■ WORK TO COMPLETE: Reproduce nothing but the lines from the one with "What's the underlying" through the one with "Serialize everything readable", exactly and with both ends. Omit pictures.
* begin MATERIALS PROVIDED *
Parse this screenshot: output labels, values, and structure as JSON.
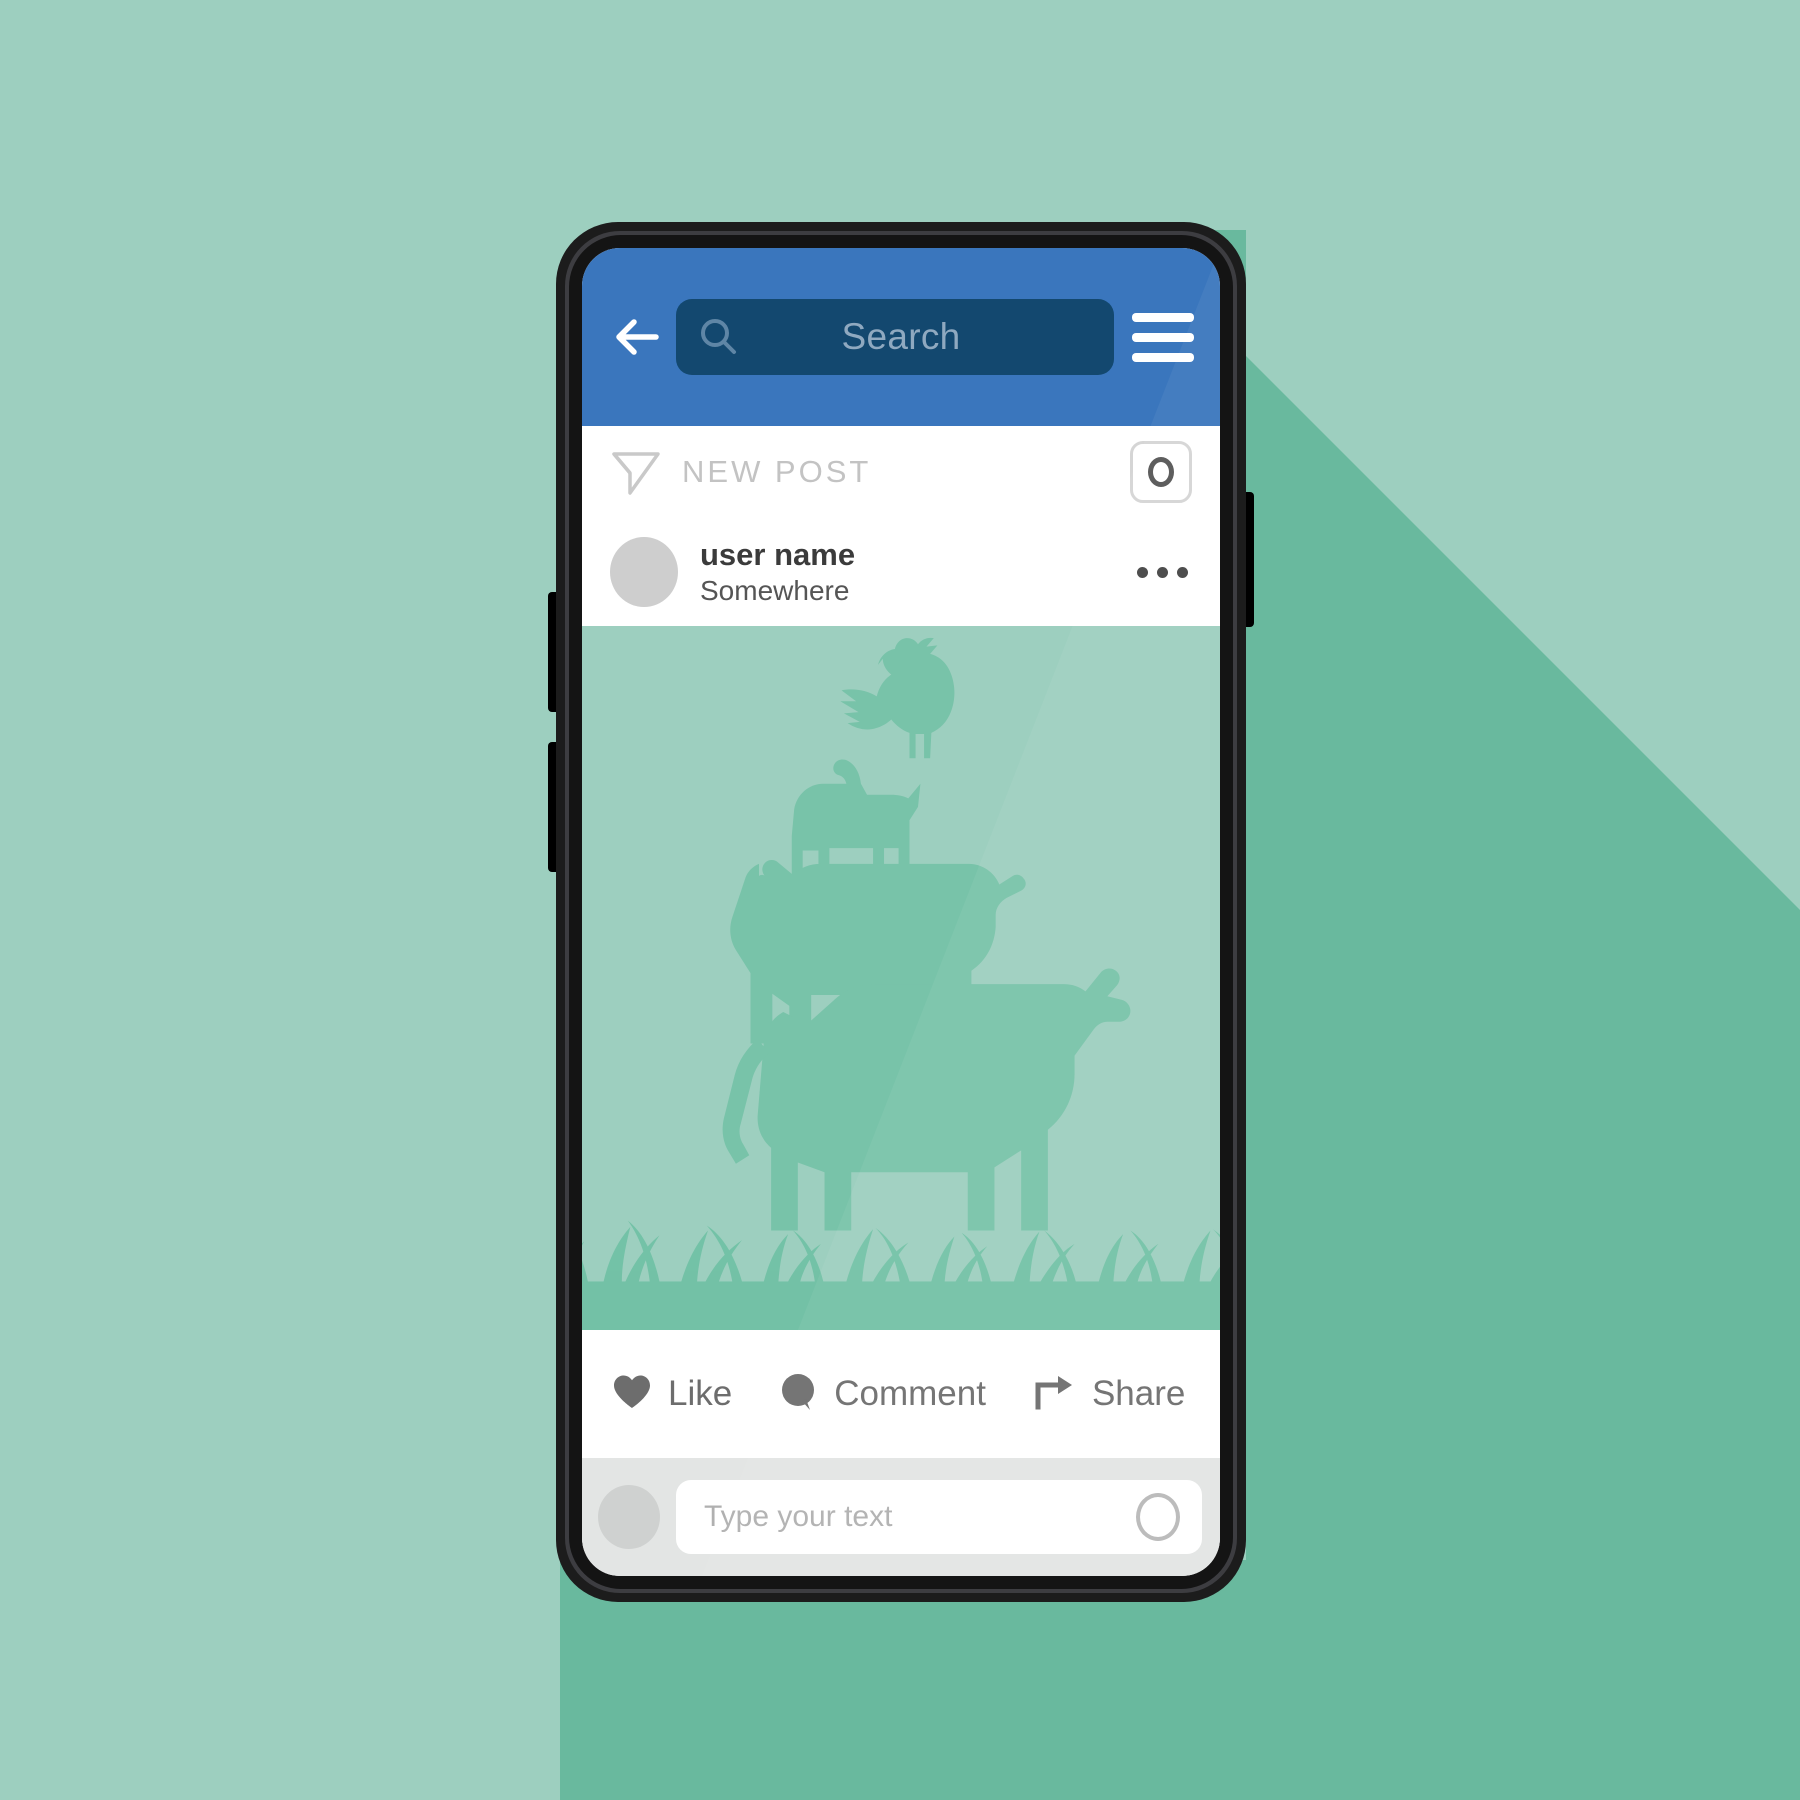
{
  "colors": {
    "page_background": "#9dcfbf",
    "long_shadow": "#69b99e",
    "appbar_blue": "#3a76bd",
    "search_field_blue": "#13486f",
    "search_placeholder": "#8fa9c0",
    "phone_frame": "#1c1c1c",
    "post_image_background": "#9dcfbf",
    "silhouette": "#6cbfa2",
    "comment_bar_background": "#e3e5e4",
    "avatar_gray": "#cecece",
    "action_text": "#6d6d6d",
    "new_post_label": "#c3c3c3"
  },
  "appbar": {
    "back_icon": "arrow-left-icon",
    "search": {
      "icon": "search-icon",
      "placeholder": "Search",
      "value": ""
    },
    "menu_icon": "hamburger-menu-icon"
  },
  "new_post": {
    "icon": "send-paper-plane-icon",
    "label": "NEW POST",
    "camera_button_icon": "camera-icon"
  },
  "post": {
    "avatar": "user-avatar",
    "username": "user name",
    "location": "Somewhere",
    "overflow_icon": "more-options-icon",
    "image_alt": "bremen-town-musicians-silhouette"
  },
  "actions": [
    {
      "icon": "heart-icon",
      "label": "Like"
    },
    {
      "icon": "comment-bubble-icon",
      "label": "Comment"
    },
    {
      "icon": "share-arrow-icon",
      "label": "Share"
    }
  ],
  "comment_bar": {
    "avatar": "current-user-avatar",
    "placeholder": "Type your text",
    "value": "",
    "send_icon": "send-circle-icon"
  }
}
* end MATERIALS PROVIDED *
* begin MATERIALS PROVIDED *
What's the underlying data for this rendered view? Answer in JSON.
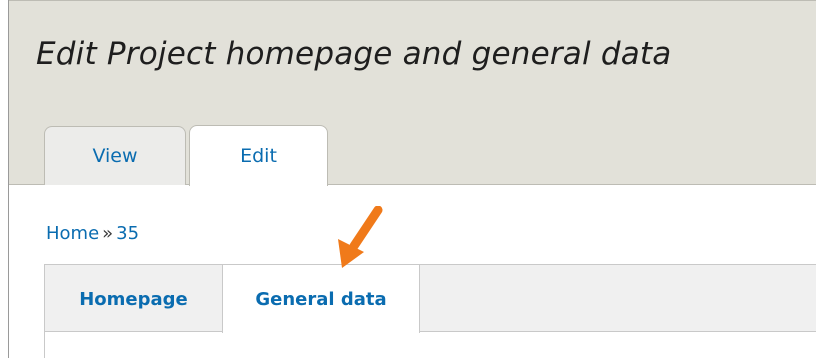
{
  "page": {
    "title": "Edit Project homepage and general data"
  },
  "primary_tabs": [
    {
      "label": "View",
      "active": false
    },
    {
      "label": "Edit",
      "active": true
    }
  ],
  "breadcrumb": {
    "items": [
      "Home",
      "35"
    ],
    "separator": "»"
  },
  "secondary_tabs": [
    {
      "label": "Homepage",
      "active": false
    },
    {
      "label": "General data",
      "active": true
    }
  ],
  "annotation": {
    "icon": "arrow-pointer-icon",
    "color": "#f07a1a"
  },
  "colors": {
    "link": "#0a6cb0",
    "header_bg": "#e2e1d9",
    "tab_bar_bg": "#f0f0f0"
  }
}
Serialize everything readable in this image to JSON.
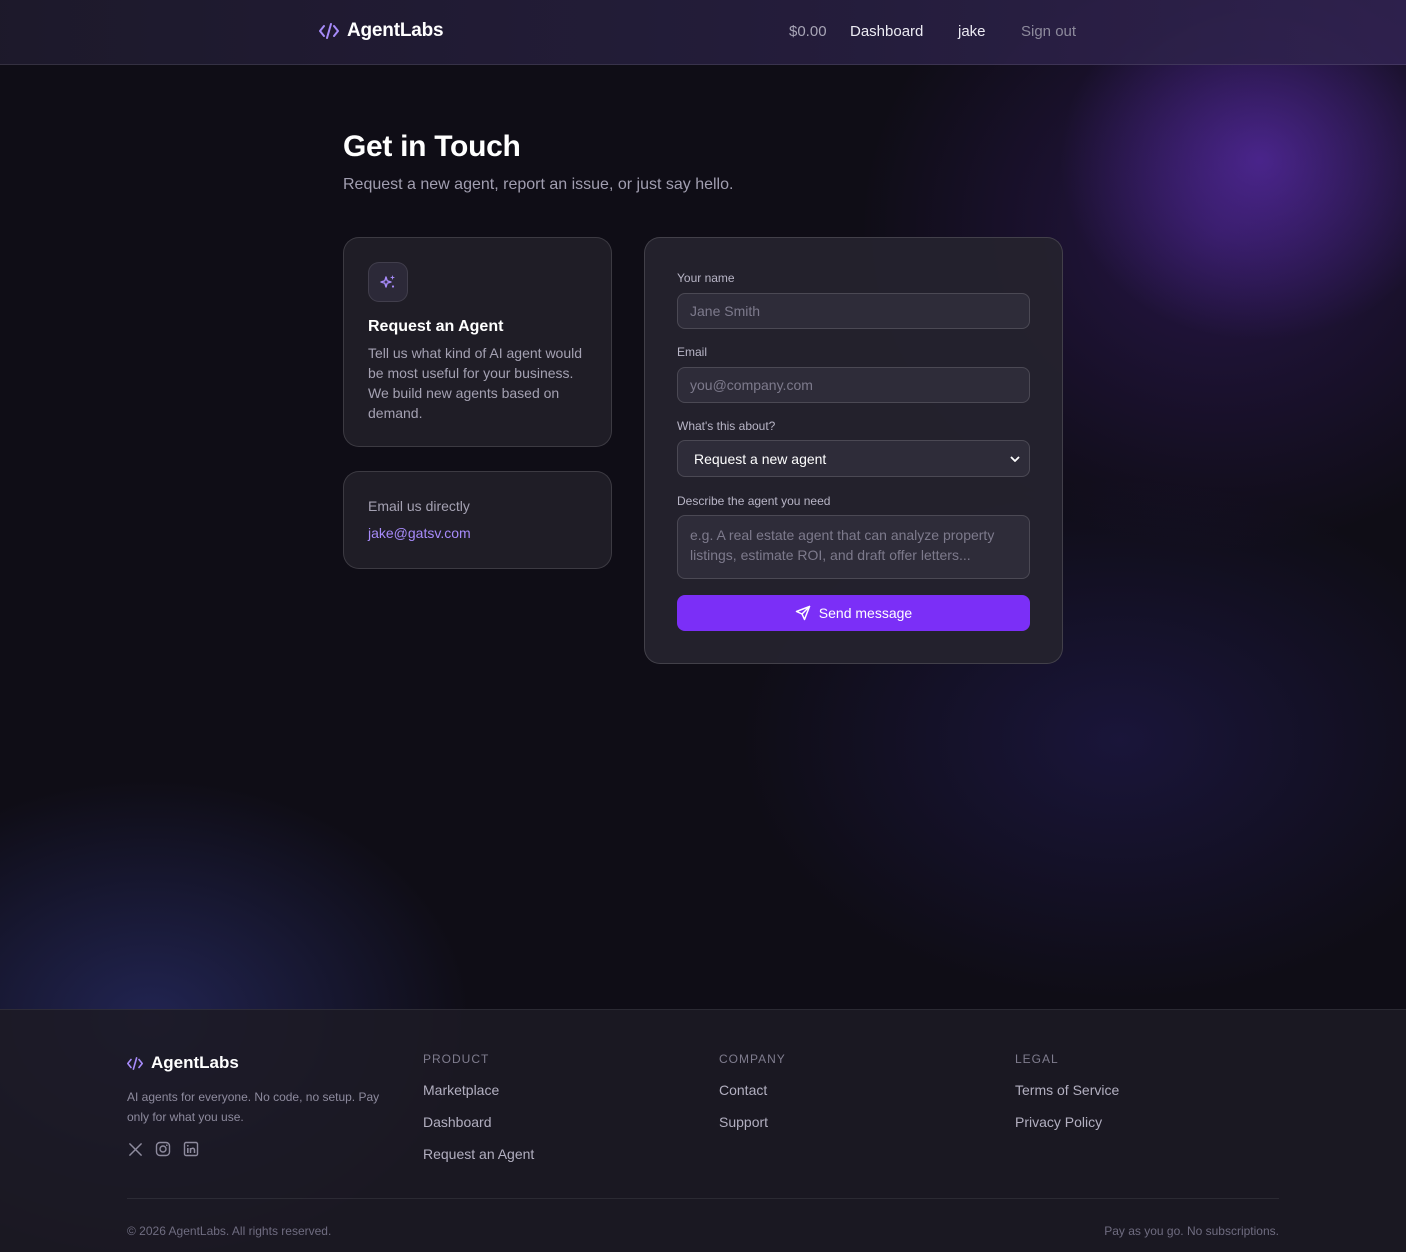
* end MATERIALS PROVIDED *
■ WRITTEN SOLUTION:
What's the underlying data for this rendered view? Answer in JSON.
{
  "page": {
    "title": "Edit Project homepage and general data"
  },
  "primary_tabs": [
    {
      "label": "View",
      "active": false
    },
    {
      "label": "Edit",
      "active": true
    }
  ],
  "breadcrumb": {
    "items": [
      "Home",
      "35"
    ],
    "separator": "»"
  },
  "secondary_tabs": [
    {
      "label": "Homepage",
      "active": false
    },
    {
      "label": "General data",
      "active": true
    }
  ],
  "annotation": {
    "icon": "arrow-pointer-icon",
    "color": "#f07a1a"
  },
  "colors": {
    "link": "#0a6cb0",
    "header_bg": "#e2e1d9",
    "tab_bar_bg": "#f0f0f0"
  }
}
Serialize everything readable in this image to JSON.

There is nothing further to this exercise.